Quote every line as given.

(Figure dataset records)
==*==
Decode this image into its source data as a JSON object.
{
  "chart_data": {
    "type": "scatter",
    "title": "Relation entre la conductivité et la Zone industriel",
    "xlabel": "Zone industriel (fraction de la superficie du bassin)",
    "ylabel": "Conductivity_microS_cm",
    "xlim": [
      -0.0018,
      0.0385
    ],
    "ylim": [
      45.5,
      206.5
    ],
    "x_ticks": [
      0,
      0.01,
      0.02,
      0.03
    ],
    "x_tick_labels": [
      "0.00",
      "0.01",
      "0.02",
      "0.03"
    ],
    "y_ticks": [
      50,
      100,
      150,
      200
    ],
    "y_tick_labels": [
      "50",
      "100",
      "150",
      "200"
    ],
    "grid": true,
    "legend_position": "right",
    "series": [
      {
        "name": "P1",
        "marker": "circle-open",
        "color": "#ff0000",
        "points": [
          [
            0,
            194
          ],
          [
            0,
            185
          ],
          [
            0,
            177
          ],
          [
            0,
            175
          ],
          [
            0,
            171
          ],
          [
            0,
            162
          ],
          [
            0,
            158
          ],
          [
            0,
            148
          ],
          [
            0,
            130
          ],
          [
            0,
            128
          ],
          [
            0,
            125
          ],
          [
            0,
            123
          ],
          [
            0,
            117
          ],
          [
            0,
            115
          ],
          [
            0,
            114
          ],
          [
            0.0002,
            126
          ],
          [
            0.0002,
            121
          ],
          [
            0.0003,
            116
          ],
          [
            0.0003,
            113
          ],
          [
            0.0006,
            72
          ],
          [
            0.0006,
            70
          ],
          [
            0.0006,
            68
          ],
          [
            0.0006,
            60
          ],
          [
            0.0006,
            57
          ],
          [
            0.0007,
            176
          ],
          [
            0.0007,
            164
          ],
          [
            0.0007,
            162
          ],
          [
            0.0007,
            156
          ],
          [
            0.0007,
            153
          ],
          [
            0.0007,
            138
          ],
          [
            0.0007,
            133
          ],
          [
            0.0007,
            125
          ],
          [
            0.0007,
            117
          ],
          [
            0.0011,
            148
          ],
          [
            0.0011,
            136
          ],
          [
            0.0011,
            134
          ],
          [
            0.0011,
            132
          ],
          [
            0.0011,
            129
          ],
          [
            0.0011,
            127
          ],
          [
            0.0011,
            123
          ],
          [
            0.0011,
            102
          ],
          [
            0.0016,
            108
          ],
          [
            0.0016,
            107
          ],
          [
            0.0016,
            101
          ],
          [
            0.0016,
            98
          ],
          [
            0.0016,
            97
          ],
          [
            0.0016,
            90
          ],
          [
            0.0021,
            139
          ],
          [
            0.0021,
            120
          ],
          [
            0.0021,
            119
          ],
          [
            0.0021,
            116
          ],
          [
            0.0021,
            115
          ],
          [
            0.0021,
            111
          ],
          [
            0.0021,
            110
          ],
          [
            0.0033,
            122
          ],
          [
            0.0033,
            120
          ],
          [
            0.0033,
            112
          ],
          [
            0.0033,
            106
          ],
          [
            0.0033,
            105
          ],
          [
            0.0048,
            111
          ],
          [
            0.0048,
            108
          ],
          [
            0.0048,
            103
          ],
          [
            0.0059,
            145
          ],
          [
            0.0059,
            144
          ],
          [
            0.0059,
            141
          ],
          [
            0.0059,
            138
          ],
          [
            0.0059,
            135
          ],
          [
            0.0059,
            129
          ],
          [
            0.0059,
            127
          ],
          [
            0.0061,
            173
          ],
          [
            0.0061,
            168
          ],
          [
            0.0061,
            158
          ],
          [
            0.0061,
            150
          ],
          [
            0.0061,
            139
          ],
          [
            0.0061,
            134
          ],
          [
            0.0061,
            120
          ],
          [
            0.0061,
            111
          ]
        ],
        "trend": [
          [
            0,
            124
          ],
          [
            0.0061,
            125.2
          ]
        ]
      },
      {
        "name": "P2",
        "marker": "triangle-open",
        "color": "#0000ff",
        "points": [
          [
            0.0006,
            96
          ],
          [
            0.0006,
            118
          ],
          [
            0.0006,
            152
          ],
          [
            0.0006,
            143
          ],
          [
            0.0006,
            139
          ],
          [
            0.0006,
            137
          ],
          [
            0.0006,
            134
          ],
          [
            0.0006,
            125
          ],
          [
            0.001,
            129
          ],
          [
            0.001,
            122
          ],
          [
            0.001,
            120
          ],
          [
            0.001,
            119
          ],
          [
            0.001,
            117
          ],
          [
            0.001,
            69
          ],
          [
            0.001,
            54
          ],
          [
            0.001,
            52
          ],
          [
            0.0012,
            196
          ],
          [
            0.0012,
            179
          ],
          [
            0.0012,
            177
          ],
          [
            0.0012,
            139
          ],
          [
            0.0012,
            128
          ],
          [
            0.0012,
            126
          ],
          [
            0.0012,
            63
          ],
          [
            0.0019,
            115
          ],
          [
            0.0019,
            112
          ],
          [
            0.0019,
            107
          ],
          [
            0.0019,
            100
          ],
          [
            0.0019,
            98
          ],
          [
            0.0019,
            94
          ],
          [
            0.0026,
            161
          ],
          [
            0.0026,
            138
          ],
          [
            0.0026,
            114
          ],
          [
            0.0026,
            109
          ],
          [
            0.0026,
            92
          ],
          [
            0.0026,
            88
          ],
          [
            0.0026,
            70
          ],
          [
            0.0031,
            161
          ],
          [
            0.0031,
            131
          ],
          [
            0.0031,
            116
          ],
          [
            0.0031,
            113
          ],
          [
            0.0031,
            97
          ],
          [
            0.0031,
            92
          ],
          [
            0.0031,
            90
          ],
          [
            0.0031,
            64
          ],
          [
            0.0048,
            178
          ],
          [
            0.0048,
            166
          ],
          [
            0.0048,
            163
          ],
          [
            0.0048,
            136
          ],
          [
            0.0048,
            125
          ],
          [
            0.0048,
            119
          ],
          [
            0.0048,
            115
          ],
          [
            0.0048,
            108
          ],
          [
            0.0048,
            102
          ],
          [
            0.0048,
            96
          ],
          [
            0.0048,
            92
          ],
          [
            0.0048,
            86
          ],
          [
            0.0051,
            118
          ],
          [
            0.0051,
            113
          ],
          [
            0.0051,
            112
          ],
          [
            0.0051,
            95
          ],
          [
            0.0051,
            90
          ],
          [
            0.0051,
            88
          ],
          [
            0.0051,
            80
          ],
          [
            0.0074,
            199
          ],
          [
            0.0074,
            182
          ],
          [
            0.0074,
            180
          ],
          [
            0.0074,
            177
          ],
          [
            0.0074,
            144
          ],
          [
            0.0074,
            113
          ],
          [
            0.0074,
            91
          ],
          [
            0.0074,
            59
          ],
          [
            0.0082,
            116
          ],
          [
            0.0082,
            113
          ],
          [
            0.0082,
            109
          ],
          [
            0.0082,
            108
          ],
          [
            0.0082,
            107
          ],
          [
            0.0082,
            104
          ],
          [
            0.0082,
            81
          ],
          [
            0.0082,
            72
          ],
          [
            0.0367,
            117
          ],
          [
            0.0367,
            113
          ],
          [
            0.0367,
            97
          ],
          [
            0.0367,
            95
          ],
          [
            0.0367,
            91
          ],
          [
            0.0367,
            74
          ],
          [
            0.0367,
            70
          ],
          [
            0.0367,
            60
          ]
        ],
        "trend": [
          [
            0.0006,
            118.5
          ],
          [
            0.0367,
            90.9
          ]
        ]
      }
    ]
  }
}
==*==
Task solution →
Decode this image into its source data as a JSON object.
{
  "chart_data": {
    "type": "scatter",
    "title": "Relation entre la conductivité et la Zone industriel",
    "xlabel": "Zone industriel (fraction de la superficie du bassin)",
    "ylabel": "Conductivity_microS_cm",
    "xlim": [
      -0.0018,
      0.0385
    ],
    "ylim": [
      45.5,
      206.5
    ],
    "x_ticks": [
      0,
      0.01,
      0.02,
      0.03
    ],
    "x_tick_labels": [
      "0.00",
      "0.01",
      "0.02",
      "0.03"
    ],
    "y_ticks": [
      50,
      100,
      150,
      200
    ],
    "y_tick_labels": [
      "50",
      "100",
      "150",
      "200"
    ],
    "grid": true,
    "legend_position": "right",
    "series": [
      {
        "name": "P1",
        "marker": "circle-open",
        "color": "#ff0000",
        "points": [
          [
            0,
            194
          ],
          [
            0,
            185
          ],
          [
            0,
            177
          ],
          [
            0,
            175
          ],
          [
            0,
            171
          ],
          [
            0,
            162
          ],
          [
            0,
            158
          ],
          [
            0,
            148
          ],
          [
            0,
            130
          ],
          [
            0,
            128
          ],
          [
            0,
            125
          ],
          [
            0,
            123
          ],
          [
            0,
            117
          ],
          [
            0,
            115
          ],
          [
            0,
            114
          ],
          [
            0.0002,
            126
          ],
          [
            0.0002,
            121
          ],
          [
            0.0003,
            116
          ],
          [
            0.0003,
            113
          ],
          [
            0.0006,
            72
          ],
          [
            0.0006,
            70
          ],
          [
            0.0006,
            68
          ],
          [
            0.0006,
            60
          ],
          [
            0.0006,
            57
          ],
          [
            0.0007,
            176
          ],
          [
            0.0007,
            164
          ],
          [
            0.0007,
            162
          ],
          [
            0.0007,
            156
          ],
          [
            0.0007,
            153
          ],
          [
            0.0007,
            138
          ],
          [
            0.0007,
            133
          ],
          [
            0.0007,
            125
          ],
          [
            0.0007,
            117
          ],
          [
            0.0011,
            148
          ],
          [
            0.0011,
            136
          ],
          [
            0.0011,
            134
          ],
          [
            0.0011,
            132
          ],
          [
            0.0011,
            129
          ],
          [
            0.0011,
            127
          ],
          [
            0.0011,
            123
          ],
          [
            0.0011,
            102
          ],
          [
            0.0016,
            108
          ],
          [
            0.0016,
            107
          ],
          [
            0.0016,
            101
          ],
          [
            0.0016,
            98
          ],
          [
            0.0016,
            97
          ],
          [
            0.0016,
            90
          ],
          [
            0.0021,
            139
          ],
          [
            0.0021,
            120
          ],
          [
            0.0021,
            119
          ],
          [
            0.0021,
            116
          ],
          [
            0.0021,
            115
          ],
          [
            0.0021,
            111
          ],
          [
            0.0021,
            110
          ],
          [
            0.0033,
            122
          ],
          [
            0.0033,
            120
          ],
          [
            0.0033,
            112
          ],
          [
            0.0033,
            106
          ],
          [
            0.0033,
            105
          ],
          [
            0.0048,
            111
          ],
          [
            0.0048,
            108
          ],
          [
            0.0048,
            103
          ],
          [
            0.0059,
            145
          ],
          [
            0.0059,
            144
          ],
          [
            0.0059,
            141
          ],
          [
            0.0059,
            138
          ],
          [
            0.0059,
            135
          ],
          [
            0.0059,
            129
          ],
          [
            0.0059,
            127
          ],
          [
            0.0061,
            173
          ],
          [
            0.0061,
            168
          ],
          [
            0.0061,
            158
          ],
          [
            0.0061,
            150
          ],
          [
            0.0061,
            139
          ],
          [
            0.0061,
            134
          ],
          [
            0.0061,
            120
          ],
          [
            0.0061,
            111
          ]
        ],
        "trend": [
          [
            0,
            124
          ],
          [
            0.0061,
            125.2
          ]
        ]
      },
      {
        "name": "P2",
        "marker": "triangle-open",
        "color": "#0000ff",
        "points": [
          [
            0.0006,
            96
          ],
          [
            0.0006,
            118
          ],
          [
            0.0006,
            152
          ],
          [
            0.0006,
            143
          ],
          [
            0.0006,
            139
          ],
          [
            0.0006,
            137
          ],
          [
            0.0006,
            134
          ],
          [
            0.0006,
            125
          ],
          [
            0.001,
            129
          ],
          [
            0.001,
            122
          ],
          [
            0.001,
            120
          ],
          [
            0.001,
            119
          ],
          [
            0.001,
            117
          ],
          [
            0.001,
            69
          ],
          [
            0.001,
            54
          ],
          [
            0.001,
            52
          ],
          [
            0.0012,
            196
          ],
          [
            0.0012,
            179
          ],
          [
            0.0012,
            177
          ],
          [
            0.0012,
            139
          ],
          [
            0.0012,
            128
          ],
          [
            0.0012,
            126
          ],
          [
            0.0012,
            63
          ],
          [
            0.0019,
            115
          ],
          [
            0.0019,
            112
          ],
          [
            0.0019,
            107
          ],
          [
            0.0019,
            100
          ],
          [
            0.0019,
            98
          ],
          [
            0.0019,
            94
          ],
          [
            0.0026,
            161
          ],
          [
            0.0026,
            138
          ],
          [
            0.0026,
            114
          ],
          [
            0.0026,
            109
          ],
          [
            0.0026,
            92
          ],
          [
            0.0026,
            88
          ],
          [
            0.0026,
            70
          ],
          [
            0.0031,
            161
          ],
          [
            0.0031,
            131
          ],
          [
            0.0031,
            116
          ],
          [
            0.0031,
            113
          ],
          [
            0.0031,
            97
          ],
          [
            0.0031,
            92
          ],
          [
            0.0031,
            90
          ],
          [
            0.0031,
            64
          ],
          [
            0.0048,
            178
          ],
          [
            0.0048,
            166
          ],
          [
            0.0048,
            163
          ],
          [
            0.0048,
            136
          ],
          [
            0.0048,
            125
          ],
          [
            0.0048,
            119
          ],
          [
            0.0048,
            115
          ],
          [
            0.0048,
            108
          ],
          [
            0.0048,
            102
          ],
          [
            0.0048,
            96
          ],
          [
            0.0048,
            92
          ],
          [
            0.0048,
            86
          ],
          [
            0.0051,
            118
          ],
          [
            0.0051,
            113
          ],
          [
            0.0051,
            112
          ],
          [
            0.0051,
            95
          ],
          [
            0.0051,
            90
          ],
          [
            0.0051,
            88
          ],
          [
            0.0051,
            80
          ],
          [
            0.0074,
            199
          ],
          [
            0.0074,
            182
          ],
          [
            0.0074,
            180
          ],
          [
            0.0074,
            177
          ],
          [
            0.0074,
            144
          ],
          [
            0.0074,
            113
          ],
          [
            0.0074,
            91
          ],
          [
            0.0074,
            59
          ],
          [
            0.0082,
            116
          ],
          [
            0.0082,
            113
          ],
          [
            0.0082,
            109
          ],
          [
            0.0082,
            108
          ],
          [
            0.0082,
            107
          ],
          [
            0.0082,
            104
          ],
          [
            0.0082,
            81
          ],
          [
            0.0082,
            72
          ],
          [
            0.0367,
            117
          ],
          [
            0.0367,
            113
          ],
          [
            0.0367,
            97
          ],
          [
            0.0367,
            95
          ],
          [
            0.0367,
            91
          ],
          [
            0.0367,
            74
          ],
          [
            0.0367,
            70
          ],
          [
            0.0367,
            60
          ]
        ],
        "trend": [
          [
            0.0006,
            118.5
          ],
          [
            0.0367,
            90.9
          ]
        ]
      }
    ]
  }
}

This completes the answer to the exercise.